*Directions*:
Print out every record exactly as it appears.

:: Material to process ::

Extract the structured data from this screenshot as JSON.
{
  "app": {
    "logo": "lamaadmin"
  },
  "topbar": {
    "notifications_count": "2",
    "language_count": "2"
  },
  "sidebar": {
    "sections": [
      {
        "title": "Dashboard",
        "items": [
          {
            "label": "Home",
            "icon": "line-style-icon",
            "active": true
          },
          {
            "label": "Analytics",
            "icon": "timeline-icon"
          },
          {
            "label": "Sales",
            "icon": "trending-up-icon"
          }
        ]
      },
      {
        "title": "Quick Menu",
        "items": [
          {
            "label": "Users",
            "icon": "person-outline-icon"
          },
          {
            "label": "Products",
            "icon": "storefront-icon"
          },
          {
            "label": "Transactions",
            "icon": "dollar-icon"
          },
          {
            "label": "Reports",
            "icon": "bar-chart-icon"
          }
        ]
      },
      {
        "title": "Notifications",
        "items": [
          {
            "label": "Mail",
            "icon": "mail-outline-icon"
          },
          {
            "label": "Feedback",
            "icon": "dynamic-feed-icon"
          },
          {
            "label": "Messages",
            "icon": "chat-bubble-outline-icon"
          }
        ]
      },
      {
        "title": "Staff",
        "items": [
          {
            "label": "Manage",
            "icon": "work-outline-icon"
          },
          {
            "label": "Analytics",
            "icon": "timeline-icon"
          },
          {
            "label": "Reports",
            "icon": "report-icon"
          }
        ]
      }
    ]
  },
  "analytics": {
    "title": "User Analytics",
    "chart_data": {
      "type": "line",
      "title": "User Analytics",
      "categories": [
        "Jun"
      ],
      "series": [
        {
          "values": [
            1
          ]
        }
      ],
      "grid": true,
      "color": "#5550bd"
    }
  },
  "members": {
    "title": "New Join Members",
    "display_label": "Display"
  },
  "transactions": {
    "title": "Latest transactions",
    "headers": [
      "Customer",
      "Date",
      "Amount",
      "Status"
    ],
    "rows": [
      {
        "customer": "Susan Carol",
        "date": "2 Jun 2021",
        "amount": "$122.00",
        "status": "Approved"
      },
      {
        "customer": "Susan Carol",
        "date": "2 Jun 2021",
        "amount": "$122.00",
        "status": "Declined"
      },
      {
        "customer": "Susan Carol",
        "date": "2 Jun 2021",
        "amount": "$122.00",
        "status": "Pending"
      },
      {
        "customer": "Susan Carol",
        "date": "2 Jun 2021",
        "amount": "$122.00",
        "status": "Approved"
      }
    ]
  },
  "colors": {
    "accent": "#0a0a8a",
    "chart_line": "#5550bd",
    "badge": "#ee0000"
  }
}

:::

*Solution to this task*:
Extract the structured data from this screenshot as JSON.
{
  "app": {
    "logo": "lamaadmin"
  },
  "topbar": {
    "notifications_count": "2",
    "language_count": "2"
  },
  "sidebar": {
    "sections": [
      {
        "title": "Dashboard",
        "items": [
          {
            "label": "Home",
            "icon": "line-style-icon",
            "active": true
          },
          {
            "label": "Analytics",
            "icon": "timeline-icon"
          },
          {
            "label": "Sales",
            "icon": "trending-up-icon"
          }
        ]
      },
      {
        "title": "Quick Menu",
        "items": [
          {
            "label": "Users",
            "icon": "person-outline-icon"
          },
          {
            "label": "Products",
            "icon": "storefront-icon"
          },
          {
            "label": "Transactions",
            "icon": "dollar-icon"
          },
          {
            "label": "Reports",
            "icon": "bar-chart-icon"
          }
        ]
      },
      {
        "title": "Notifications",
        "items": [
          {
            "label": "Mail",
            "icon": "mail-outline-icon"
          },
          {
            "label": "Feedback",
            "icon": "dynamic-feed-icon"
          },
          {
            "label": "Messages",
            "icon": "chat-bubble-outline-icon"
          }
        ]
      },
      {
        "title": "Staff",
        "items": [
          {
            "label": "Manage",
            "icon": "work-outline-icon"
          },
          {
            "label": "Analytics",
            "icon": "timeline-icon"
          },
          {
            "label": "Reports",
            "icon": "report-icon"
          }
        ]
      }
    ]
  },
  "analytics": {
    "title": "User Analytics",
    "chart_data": {
      "type": "line",
      "title": "User Analytics",
      "categories": [
        "Jun"
      ],
      "series": [
        {
          "values": [
            1
          ]
        }
      ],
      "grid": true,
      "color": "#5550bd"
    }
  },
  "members": {
    "title": "New Join Members",
    "display_label": "Display"
  },
  "transactions": {
    "title": "Latest transactions",
    "headers": [
      "Customer",
      "Date",
      "Amount",
      "Status"
    ],
    "rows": [
      {
        "customer": "Susan Carol",
        "date": "2 Jun 2021",
        "amount": "$122.00",
        "status": "Approved"
      },
      {
        "customer": "Susan Carol",
        "date": "2 Jun 2021",
        "amount": "$122.00",
        "status": "Declined"
      },
      {
        "customer": "Susan Carol",
        "date": "2 Jun 2021",
        "amount": "$122.00",
        "status": "Pending"
      },
      {
        "customer": "Susan Carol",
        "date": "2 Jun 2021",
        "amount": "$122.00",
        "status": "Approved"
      }
    ]
  },
  "colors": {
    "accent": "#0a0a8a",
    "chart_line": "#5550bd",
    "badge": "#ee0000"
  }
}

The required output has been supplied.